WHAT IS BEING ASKED
Show each line that has the string "JSON" in it.

RAW RECORDS
★ ★ ★
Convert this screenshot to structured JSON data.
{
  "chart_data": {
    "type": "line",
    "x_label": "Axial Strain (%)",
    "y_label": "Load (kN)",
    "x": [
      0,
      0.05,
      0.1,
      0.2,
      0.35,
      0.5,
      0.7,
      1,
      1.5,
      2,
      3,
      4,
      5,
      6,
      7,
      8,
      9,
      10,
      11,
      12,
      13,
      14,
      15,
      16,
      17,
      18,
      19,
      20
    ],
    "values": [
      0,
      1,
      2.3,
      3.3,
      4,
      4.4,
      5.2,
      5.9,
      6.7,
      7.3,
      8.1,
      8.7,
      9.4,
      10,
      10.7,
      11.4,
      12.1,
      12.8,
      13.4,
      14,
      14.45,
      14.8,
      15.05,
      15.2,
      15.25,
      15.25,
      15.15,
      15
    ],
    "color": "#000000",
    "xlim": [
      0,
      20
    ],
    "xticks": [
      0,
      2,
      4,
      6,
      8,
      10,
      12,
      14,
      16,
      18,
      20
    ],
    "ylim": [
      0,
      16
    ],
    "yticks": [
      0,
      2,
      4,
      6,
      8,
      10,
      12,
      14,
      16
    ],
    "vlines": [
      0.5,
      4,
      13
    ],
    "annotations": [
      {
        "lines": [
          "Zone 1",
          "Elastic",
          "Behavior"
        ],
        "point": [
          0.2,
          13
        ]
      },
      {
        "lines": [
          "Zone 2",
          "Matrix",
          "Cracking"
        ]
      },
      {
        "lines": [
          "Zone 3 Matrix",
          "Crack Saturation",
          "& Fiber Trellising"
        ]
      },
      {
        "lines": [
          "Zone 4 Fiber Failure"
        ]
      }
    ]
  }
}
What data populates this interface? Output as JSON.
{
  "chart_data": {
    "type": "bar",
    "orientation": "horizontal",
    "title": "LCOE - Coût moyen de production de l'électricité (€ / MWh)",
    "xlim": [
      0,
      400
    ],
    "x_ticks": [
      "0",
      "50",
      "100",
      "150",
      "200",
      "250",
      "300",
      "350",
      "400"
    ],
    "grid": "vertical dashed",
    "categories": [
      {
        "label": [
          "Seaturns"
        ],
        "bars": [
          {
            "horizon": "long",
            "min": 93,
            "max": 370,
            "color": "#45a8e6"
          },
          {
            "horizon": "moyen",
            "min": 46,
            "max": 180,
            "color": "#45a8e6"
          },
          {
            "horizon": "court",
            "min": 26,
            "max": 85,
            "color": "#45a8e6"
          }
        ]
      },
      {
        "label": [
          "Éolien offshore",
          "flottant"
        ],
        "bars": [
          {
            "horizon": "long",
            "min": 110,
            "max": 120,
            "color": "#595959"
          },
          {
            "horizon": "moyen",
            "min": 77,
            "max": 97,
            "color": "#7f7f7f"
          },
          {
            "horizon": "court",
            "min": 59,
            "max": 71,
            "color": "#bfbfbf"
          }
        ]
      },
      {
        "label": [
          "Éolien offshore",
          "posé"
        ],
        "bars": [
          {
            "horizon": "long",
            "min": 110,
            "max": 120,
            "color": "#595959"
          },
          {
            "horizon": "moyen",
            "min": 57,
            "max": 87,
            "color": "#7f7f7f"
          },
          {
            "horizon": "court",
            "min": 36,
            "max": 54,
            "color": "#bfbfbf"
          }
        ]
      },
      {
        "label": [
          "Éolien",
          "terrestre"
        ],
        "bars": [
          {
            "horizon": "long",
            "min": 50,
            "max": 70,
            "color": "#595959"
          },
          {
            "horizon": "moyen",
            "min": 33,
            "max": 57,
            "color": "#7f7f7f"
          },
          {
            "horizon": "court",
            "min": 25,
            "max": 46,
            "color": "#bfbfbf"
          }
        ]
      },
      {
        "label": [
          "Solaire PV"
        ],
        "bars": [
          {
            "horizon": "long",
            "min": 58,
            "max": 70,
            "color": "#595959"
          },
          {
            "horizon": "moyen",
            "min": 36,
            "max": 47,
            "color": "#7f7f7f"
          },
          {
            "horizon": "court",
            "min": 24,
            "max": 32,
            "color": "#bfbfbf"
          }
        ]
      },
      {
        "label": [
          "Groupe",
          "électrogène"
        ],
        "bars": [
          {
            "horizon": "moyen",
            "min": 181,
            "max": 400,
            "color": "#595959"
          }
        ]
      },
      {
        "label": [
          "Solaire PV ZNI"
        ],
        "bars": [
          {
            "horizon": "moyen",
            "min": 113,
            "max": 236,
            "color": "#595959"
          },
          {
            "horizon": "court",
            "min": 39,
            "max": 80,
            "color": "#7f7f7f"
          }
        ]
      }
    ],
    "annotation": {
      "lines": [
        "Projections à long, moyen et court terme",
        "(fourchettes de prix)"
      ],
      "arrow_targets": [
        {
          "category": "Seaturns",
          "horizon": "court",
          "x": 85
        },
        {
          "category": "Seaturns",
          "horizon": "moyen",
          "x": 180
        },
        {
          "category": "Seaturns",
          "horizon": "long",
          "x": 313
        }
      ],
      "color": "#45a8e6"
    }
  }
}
★ ★ ★
THE ANSWER
Convert this screenshot to structured JSON data.
What data populates this interface? Output as JSON.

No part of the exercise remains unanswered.